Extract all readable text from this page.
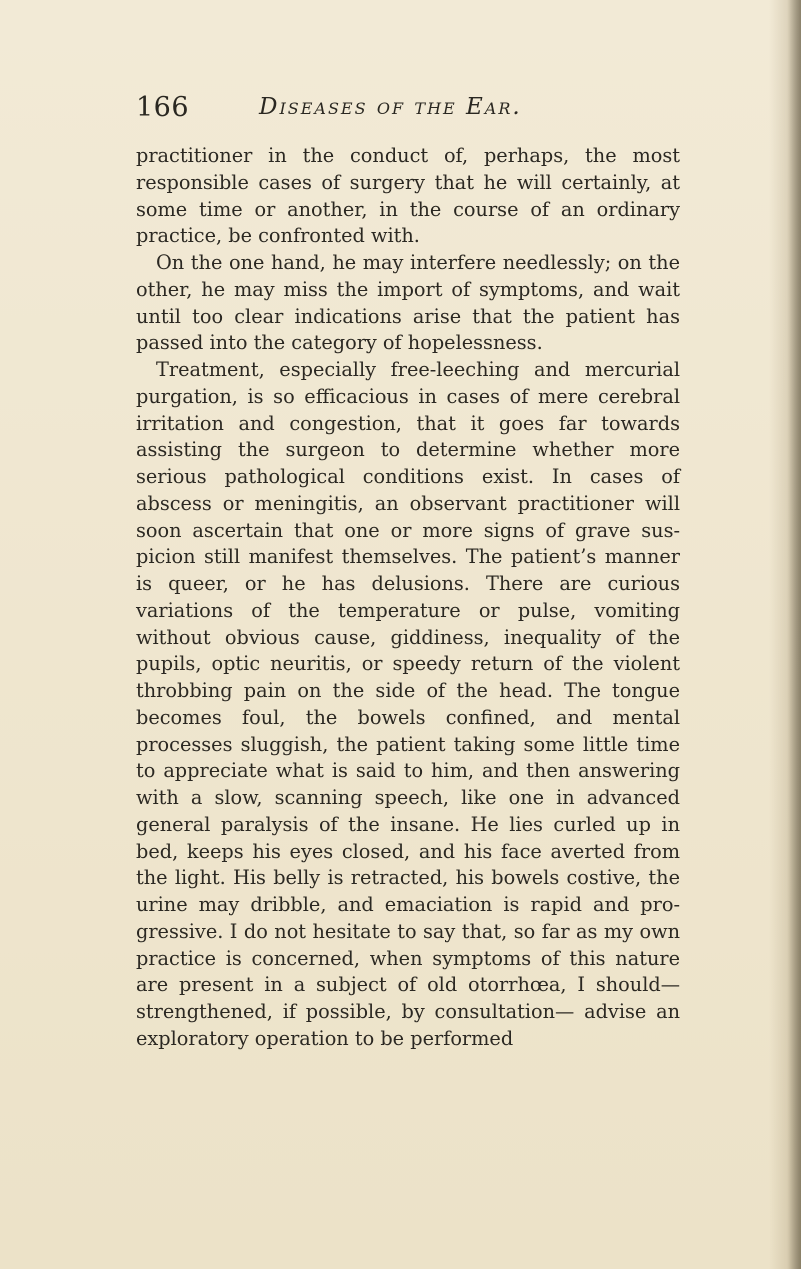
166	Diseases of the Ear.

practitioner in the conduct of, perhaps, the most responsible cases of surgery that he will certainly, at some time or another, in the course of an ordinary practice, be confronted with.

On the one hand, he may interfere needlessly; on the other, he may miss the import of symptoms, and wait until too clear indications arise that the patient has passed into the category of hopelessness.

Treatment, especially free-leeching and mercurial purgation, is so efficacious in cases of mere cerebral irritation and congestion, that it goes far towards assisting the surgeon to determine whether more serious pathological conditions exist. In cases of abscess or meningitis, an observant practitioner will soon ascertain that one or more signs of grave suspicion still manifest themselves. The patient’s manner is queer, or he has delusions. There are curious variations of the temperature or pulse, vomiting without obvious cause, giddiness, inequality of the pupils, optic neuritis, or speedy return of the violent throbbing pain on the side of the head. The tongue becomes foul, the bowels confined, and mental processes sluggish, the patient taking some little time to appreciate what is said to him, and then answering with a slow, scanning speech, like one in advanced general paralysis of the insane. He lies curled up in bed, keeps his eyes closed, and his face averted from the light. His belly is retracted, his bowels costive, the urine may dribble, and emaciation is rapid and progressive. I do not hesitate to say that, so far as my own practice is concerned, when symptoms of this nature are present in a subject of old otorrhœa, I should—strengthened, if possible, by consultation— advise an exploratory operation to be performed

──────

• [Exercise prompt]:
Make an exact copy of the data above, pictures excluded.

• [Correct response]:
Extract all readable text from this page.
166	Diseases of the Ear.

practitioner in the conduct of, perhaps, the most responsible cases of surgery that he will certainly, at some time or another, in the course of an ordinary practice, be confronted with.

On the one hand, he may interfere needlessly; on the other, he may miss the import of symptoms, and wait until too clear indications arise that the patient has passed into the category of hopelessness.

Treatment, especially free-leeching and mercurial purgation, is so efficacious in cases of mere cerebral irritation and congestion, that it goes far towards assisting the surgeon to determine whether more serious pathological conditions exist. In cases of abscess or meningitis, an observant practitioner will soon ascertain that one or more signs of grave suspicion still manifest themselves. The patient’s manner is queer, or he has delusions. There are curious variations of the temperature or pulse, vomiting without obvious cause, giddiness, inequality of the pupils, optic neuritis, or speedy return of the violent throbbing pain on the side of the head. The tongue becomes foul, the bowels confined, and mental processes sluggish, the patient taking some little time to appreciate what is said to him, and then answering with a slow, scanning speech, like one in advanced general paralysis of the insane. He lies curled up in bed, keeps his eyes closed, and his face averted from the light. His belly is retracted, his bowels costive, the urine may dribble, and emaciation is rapid and progressive. I do not hesitate to say that, so far as my own practice is concerned, when symptoms of this nature are present in a subject of old otorrhœa, I should—strengthened, if possible, by consultation— advise an exploratory operation to be performed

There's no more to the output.